GIVEN INSTRUCTION: Write out all the data again, exactly as it stands.

MATERIAL FOR THIS TASK:
+++
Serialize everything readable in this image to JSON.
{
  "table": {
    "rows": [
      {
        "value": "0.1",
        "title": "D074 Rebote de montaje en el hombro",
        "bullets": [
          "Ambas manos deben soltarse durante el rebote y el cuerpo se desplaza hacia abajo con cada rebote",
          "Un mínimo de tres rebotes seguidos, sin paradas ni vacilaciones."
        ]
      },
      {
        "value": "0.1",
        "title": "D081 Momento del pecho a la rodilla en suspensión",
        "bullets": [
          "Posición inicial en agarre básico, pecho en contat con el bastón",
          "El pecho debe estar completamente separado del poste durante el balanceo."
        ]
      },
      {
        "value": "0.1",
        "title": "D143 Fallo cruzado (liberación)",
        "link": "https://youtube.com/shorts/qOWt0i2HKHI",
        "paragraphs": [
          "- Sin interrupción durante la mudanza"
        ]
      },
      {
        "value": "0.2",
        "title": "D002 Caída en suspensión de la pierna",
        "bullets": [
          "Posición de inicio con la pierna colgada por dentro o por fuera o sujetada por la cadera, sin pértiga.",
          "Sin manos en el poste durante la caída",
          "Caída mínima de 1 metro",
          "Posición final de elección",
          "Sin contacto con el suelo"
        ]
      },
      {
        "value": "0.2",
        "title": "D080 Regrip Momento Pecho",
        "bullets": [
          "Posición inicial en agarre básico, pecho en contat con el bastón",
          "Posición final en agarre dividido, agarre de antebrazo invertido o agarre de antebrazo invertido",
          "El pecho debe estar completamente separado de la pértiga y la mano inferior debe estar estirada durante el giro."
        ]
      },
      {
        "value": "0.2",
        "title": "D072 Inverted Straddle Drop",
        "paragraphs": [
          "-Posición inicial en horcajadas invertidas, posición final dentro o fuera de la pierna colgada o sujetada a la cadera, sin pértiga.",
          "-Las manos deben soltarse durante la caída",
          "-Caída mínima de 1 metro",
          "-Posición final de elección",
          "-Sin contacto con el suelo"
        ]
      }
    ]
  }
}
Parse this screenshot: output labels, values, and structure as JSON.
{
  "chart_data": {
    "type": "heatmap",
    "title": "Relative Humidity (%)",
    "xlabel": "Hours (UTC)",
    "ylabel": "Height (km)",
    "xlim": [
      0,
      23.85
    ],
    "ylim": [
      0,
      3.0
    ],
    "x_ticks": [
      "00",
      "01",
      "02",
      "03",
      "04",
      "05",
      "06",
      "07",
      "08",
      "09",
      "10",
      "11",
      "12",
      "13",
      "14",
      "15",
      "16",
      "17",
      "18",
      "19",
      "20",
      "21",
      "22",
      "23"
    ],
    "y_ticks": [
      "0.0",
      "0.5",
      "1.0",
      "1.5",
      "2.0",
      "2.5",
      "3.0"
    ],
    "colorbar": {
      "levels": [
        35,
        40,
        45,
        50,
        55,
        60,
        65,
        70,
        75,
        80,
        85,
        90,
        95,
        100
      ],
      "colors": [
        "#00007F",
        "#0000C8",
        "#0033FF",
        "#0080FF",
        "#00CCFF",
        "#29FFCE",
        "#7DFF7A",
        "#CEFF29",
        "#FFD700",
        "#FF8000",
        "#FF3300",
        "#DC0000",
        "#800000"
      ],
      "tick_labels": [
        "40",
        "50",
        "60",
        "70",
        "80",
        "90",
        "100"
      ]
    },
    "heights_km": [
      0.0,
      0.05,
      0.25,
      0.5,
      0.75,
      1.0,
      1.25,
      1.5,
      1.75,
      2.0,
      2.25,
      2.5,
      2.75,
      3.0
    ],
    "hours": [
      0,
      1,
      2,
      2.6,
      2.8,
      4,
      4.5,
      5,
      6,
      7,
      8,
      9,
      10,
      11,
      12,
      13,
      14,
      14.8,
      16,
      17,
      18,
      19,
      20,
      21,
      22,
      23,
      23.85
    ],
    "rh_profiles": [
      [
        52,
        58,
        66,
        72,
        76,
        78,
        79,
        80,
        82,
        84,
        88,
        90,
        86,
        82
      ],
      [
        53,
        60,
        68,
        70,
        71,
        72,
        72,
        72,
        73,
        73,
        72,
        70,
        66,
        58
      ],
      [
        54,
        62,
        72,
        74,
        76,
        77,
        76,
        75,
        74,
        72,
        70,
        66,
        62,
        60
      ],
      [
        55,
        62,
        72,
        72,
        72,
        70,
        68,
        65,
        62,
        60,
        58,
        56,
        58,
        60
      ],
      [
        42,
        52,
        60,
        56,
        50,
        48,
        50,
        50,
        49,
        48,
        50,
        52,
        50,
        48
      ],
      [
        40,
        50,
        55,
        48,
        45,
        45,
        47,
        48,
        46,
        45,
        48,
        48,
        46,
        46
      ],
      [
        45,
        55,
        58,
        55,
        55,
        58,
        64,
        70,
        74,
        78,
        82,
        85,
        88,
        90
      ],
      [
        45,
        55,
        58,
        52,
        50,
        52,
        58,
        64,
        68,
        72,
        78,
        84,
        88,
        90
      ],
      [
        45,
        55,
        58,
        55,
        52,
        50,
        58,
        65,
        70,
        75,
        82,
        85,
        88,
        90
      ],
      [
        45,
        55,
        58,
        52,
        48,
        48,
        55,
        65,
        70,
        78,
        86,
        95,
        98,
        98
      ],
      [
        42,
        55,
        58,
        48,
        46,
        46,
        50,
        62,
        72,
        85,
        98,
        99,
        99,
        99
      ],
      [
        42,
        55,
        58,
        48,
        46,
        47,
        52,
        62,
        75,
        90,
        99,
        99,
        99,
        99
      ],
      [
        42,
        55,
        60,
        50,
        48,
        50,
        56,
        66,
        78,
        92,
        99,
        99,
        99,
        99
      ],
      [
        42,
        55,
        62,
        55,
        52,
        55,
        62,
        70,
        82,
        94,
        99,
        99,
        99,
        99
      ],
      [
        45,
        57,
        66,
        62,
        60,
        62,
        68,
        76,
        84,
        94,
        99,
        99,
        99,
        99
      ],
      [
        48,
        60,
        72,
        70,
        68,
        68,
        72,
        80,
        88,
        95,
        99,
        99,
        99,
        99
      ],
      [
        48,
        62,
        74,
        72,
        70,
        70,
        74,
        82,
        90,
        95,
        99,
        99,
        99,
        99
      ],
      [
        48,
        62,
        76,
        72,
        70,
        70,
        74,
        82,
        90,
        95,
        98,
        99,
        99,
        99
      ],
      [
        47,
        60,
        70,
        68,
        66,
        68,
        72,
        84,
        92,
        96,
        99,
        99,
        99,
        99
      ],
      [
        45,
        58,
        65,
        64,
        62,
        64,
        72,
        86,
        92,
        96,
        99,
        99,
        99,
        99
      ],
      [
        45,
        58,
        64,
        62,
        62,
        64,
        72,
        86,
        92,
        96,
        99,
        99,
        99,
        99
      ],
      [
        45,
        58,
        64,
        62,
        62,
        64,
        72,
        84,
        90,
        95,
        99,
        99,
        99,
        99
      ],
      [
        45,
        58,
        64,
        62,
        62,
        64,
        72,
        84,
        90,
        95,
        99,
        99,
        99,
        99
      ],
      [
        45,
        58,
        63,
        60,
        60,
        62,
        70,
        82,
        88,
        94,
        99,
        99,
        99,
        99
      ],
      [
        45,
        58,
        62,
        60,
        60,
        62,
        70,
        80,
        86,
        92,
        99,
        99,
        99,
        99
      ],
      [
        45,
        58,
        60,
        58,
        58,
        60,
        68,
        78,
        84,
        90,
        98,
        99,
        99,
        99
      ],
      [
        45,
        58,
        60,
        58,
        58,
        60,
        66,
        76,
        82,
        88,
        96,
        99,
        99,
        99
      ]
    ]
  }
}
+++
RESULT OF THIS EXERCISE:
Serialize everything readable in this image to JSON.
{
  "table": {
    "rows": [
      {
        "value": "0.1",
        "title": "D074 Rebote de montaje en el hombro",
        "bullets": [
          "Ambas manos deben soltarse durante el rebote y el cuerpo se desplaza hacia abajo con cada rebote",
          "Un mínimo de tres rebotes seguidos, sin paradas ni vacilaciones."
        ]
      },
      {
        "value": "0.1",
        "title": "D081 Momento del pecho a la rodilla en suspensión",
        "bullets": [
          "Posición inicial en agarre básico, pecho en contat con el bastón",
          "El pecho debe estar completamente separado del poste durante el balanceo."
        ]
      },
      {
        "value": "0.1",
        "title": "D143 Fallo cruzado (liberación)",
        "link": "https://youtube.com/shorts/qOWt0i2HKHI",
        "paragraphs": [
          "- Sin interrupción durante la mudanza"
        ]
      },
      {
        "value": "0.2",
        "title": "D002 Caída en suspensión de la pierna",
        "bullets": [
          "Posición de inicio con la pierna colgada por dentro o por fuera o sujetada por la cadera, sin pértiga.",
          "Sin manos en el poste durante la caída",
          "Caída mínima de 1 metro",
          "Posición final de elección",
          "Sin contacto con el suelo"
        ]
      },
      {
        "value": "0.2",
        "title": "D080 Regrip Momento Pecho",
        "bullets": [
          "Posición inicial en agarre básico, pecho en contat con el bastón",
          "Posición final en agarre dividido, agarre de antebrazo invertido o agarre de antebrazo invertido",
          "El pecho debe estar completamente separado de la pértiga y la mano inferior debe estar estirada durante el giro."
        ]
      },
      {
        "value": "0.2",
        "title": "D072 Inverted Straddle Drop",
        "paragraphs": [
          "-Posición inicial en horcajadas invertidas, posición final dentro o fuera de la pierna colgada o sujetada a la cadera, sin pértiga.",
          "-Las manos deben soltarse durante la caída",
          "-Caída mínima de 1 metro",
          "-Posición final de elección",
          "-Sin contacto con el suelo"
        ]
      }
    ]
  }
}
Parse this screenshot: output labels, values, and structure as JSON.
{
  "chart_data": {
    "type": "heatmap",
    "title": "Relative Humidity (%)",
    "xlabel": "Hours (UTC)",
    "ylabel": "Height (km)",
    "xlim": [
      0,
      23.85
    ],
    "ylim": [
      0,
      3.0
    ],
    "x_ticks": [
      "00",
      "01",
      "02",
      "03",
      "04",
      "05",
      "06",
      "07",
      "08",
      "09",
      "10",
      "11",
      "12",
      "13",
      "14",
      "15",
      "16",
      "17",
      "18",
      "19",
      "20",
      "21",
      "22",
      "23"
    ],
    "y_ticks": [
      "0.0",
      "0.5",
      "1.0",
      "1.5",
      "2.0",
      "2.5",
      "3.0"
    ],
    "colorbar": {
      "levels": [
        35,
        40,
        45,
        50,
        55,
        60,
        65,
        70,
        75,
        80,
        85,
        90,
        95,
        100
      ],
      "colors": [
        "#00007F",
        "#0000C8",
        "#0033FF",
        "#0080FF",
        "#00CCFF",
        "#29FFCE",
        "#7DFF7A",
        "#CEFF29",
        "#FFD700",
        "#FF8000",
        "#FF3300",
        "#DC0000",
        "#800000"
      ],
      "tick_labels": [
        "40",
        "50",
        "60",
        "70",
        "80",
        "90",
        "100"
      ]
    },
    "heights_km": [
      0.0,
      0.05,
      0.25,
      0.5,
      0.75,
      1.0,
      1.25,
      1.5,
      1.75,
      2.0,
      2.25,
      2.5,
      2.75,
      3.0
    ],
    "hours": [
      0,
      1,
      2,
      2.6,
      2.8,
      4,
      4.5,
      5,
      6,
      7,
      8,
      9,
      10,
      11,
      12,
      13,
      14,
      14.8,
      16,
      17,
      18,
      19,
      20,
      21,
      22,
      23,
      23.85
    ],
    "rh_profiles": [
      [
        52,
        58,
        66,
        72,
        76,
        78,
        79,
        80,
        82,
        84,
        88,
        90,
        86,
        82
      ],
      [
        53,
        60,
        68,
        70,
        71,
        72,
        72,
        72,
        73,
        73,
        72,
        70,
        66,
        58
      ],
      [
        54,
        62,
        72,
        74,
        76,
        77,
        76,
        75,
        74,
        72,
        70,
        66,
        62,
        60
      ],
      [
        55,
        62,
        72,
        72,
        72,
        70,
        68,
        65,
        62,
        60,
        58,
        56,
        58,
        60
      ],
      [
        42,
        52,
        60,
        56,
        50,
        48,
        50,
        50,
        49,
        48,
        50,
        52,
        50,
        48
      ],
      [
        40,
        50,
        55,
        48,
        45,
        45,
        47,
        48,
        46,
        45,
        48,
        48,
        46,
        46
      ],
      [
        45,
        55,
        58,
        55,
        55,
        58,
        64,
        70,
        74,
        78,
        82,
        85,
        88,
        90
      ],
      [
        45,
        55,
        58,
        52,
        50,
        52,
        58,
        64,
        68,
        72,
        78,
        84,
        88,
        90
      ],
      [
        45,
        55,
        58,
        55,
        52,
        50,
        58,
        65,
        70,
        75,
        82,
        85,
        88,
        90
      ],
      [
        45,
        55,
        58,
        52,
        48,
        48,
        55,
        65,
        70,
        78,
        86,
        95,
        98,
        98
      ],
      [
        42,
        55,
        58,
        48,
        46,
        46,
        50,
        62,
        72,
        85,
        98,
        99,
        99,
        99
      ],
      [
        42,
        55,
        58,
        48,
        46,
        47,
        52,
        62,
        75,
        90,
        99,
        99,
        99,
        99
      ],
      [
        42,
        55,
        60,
        50,
        48,
        50,
        56,
        66,
        78,
        92,
        99,
        99,
        99,
        99
      ],
      [
        42,
        55,
        62,
        55,
        52,
        55,
        62,
        70,
        82,
        94,
        99,
        99,
        99,
        99
      ],
      [
        45,
        57,
        66,
        62,
        60,
        62,
        68,
        76,
        84,
        94,
        99,
        99,
        99,
        99
      ],
      [
        48,
        60,
        72,
        70,
        68,
        68,
        72,
        80,
        88,
        95,
        99,
        99,
        99,
        99
      ],
      [
        48,
        62,
        74,
        72,
        70,
        70,
        74,
        82,
        90,
        95,
        99,
        99,
        99,
        99
      ],
      [
        48,
        62,
        76,
        72,
        70,
        70,
        74,
        82,
        90,
        95,
        98,
        99,
        99,
        99
      ],
      [
        47,
        60,
        70,
        68,
        66,
        68,
        72,
        84,
        92,
        96,
        99,
        99,
        99,
        99
      ],
      [
        45,
        58,
        65,
        64,
        62,
        64,
        72,
        86,
        92,
        96,
        99,
        99,
        99,
        99
      ],
      [
        45,
        58,
        64,
        62,
        62,
        64,
        72,
        86,
        92,
        96,
        99,
        99,
        99,
        99
      ],
      [
        45,
        58,
        64,
        62,
        62,
        64,
        72,
        84,
        90,
        95,
        99,
        99,
        99,
        99
      ],
      [
        45,
        58,
        64,
        62,
        62,
        64,
        72,
        84,
        90,
        95,
        99,
        99,
        99,
        99
      ],
      [
        45,
        58,
        63,
        60,
        60,
        62,
        70,
        82,
        88,
        94,
        99,
        99,
        99,
        99
      ],
      [
        45,
        58,
        62,
        60,
        60,
        62,
        70,
        80,
        86,
        92,
        99,
        99,
        99,
        99
      ],
      [
        45,
        58,
        60,
        58,
        58,
        60,
        68,
        78,
        84,
        90,
        98,
        99,
        99,
        99
      ],
      [
        45,
        58,
        60,
        58,
        58,
        60,
        66,
        76,
        82,
        88,
        96,
        99,
        99,
        99
      ]
    ]
  }
}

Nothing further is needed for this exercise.